**Source extract:**

++++++++++++++++++++

In many ways, Don Quixote is a novel about how Don Quixote perceives the world and about how other characters perceive Don Quixote. His tendency to transform everyday people and objects into more dramatic, epic, and fantastic versions of themselves forces those around him to choose between adapting to his imaginary world or opposing it. Some, such as the barber and the priest, initially try to coax Don Qui-xote back into a more conventional view of the world and away from his unconventional life as a knight-errant. To get Don Quixote to communicate, however, they must play along with his world, pretending to believe in his wild fantasies. By the end of the novel, these characters achieve a more harmonious relationship with Don Quixote’s fantasy world, recognizing its value even if they do not believe it is literally true.

Those who oppose Don Quixote—namely, Sampson Carrasco and the Duke and Duchess—find their lives disrupted by Don Quixote’s perceptions of the world. Sampson temporarily becomes a knight to seek vengeance on Don Quixote, sacrificing his own perceptions of the world because he is obsessed with altering Don Quixote’s world. The Duke and Duchess find that the people and events around them actually match Don Quixote’s vision much more closely than they expected, as adventures such as Sancho’s governorship and the adventure of Doña Rodriguez fit well into Don Quixote’s world and not so well into their own.

What attitude does the novel take toward social class? How is social class a factor in relationships between characters?

The differences between social classes operate on many levels throughout Don Quixote. The novel emphasizes Sancho’s peasant status, the Duke and Duchess’s aristocratic status, and Don Quixote’s own genteel upbringing. But the novel does not mock any one class more than the others: Sancho’s peasant common sense makes noblemen appear foolish, but his ignorance and lack of education make him appear foolish just as often. Furthermore, Don Quixote almost invariably sees beyond the limiting boundaries of social class to the inner worth of the people he meets. His good nature typically leads him to imagine that people are of higher social classes than they actually are—prostitutes become ladies, innkeepers become lords, and country girls become princesses.

Social class in the novel often appears as an impediment to what a character truly wants. Most of the pairs of lovers in the novel, for instance, must overcome difficulties of class difference to achieve their love. Only through disguises, tricks, and acts of imagination can characters overcome their social circumstances and act according to their true values.

Like Hamlet’s madness, Don Quixote’s insanity is the subject of much controversy among literary critics. Is Don Quixote really insane, or is his behavior a conscious choice? What might account for the change in his behavior over the course of the novel?

++++++++++++++++++++

**Records:**
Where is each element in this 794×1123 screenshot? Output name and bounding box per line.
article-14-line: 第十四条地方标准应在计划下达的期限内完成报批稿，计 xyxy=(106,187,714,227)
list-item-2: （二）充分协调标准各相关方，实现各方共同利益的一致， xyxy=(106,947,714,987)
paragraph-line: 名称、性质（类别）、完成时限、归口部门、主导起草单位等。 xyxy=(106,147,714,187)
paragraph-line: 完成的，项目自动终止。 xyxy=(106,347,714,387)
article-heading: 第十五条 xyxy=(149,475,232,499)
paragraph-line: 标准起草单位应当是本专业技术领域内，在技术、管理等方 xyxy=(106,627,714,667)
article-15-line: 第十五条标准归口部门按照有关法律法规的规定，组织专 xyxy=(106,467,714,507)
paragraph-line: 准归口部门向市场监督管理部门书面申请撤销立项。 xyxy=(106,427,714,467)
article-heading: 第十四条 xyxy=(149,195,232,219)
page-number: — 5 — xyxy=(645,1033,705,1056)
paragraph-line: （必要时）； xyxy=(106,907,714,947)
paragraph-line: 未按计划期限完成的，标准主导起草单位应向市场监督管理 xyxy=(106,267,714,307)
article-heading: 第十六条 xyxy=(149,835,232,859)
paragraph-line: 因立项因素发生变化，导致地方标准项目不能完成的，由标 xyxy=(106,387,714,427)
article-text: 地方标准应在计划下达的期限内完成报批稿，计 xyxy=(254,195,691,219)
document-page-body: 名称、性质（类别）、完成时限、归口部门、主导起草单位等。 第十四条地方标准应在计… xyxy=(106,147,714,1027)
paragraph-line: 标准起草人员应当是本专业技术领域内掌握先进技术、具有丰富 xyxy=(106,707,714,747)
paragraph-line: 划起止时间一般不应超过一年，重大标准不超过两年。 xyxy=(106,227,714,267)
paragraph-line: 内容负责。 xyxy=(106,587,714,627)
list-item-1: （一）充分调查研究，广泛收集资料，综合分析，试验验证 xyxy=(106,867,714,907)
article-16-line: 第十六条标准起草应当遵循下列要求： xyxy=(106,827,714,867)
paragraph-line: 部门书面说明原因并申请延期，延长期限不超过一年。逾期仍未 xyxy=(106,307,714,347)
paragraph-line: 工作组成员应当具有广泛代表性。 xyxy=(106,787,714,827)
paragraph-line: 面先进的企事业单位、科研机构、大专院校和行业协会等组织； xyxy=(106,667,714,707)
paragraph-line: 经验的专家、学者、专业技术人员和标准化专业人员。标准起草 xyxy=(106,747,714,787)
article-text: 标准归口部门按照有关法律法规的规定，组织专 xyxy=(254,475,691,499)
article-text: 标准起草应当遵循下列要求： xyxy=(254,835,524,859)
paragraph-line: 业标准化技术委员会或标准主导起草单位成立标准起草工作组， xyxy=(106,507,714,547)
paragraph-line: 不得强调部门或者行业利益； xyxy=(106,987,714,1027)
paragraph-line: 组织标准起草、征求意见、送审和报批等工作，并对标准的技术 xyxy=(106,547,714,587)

++++++++++++++++++++

**Directions for this task:** Could you pull the lines of the Don Quixote passage starting with "The differences between" and going on through "girls become princesses.", copying them word for word?

**Task solution:**
The differences between social classes operate on many levels throughout Don Quixote. The novel emphasizes Sancho’s peasant status, the Duke and Duchess’s aristocratic status, and Don Quixote’s own genteel upbringing. But the novel does not mock any one class more than the others: Sancho’s peasant common sense makes noblemen appear foolish, but his ignorance and lack of education make him appear foolish just as often. Furthermore, Don Quixote almost invariably sees beyond the limiting boundaries of social class to the inner worth of the people he meets. His good nature typically leads him to imagine that people are of higher social classes than they actually are—prostitutes become ladies, innkeepers become lords, and country girls become princesses.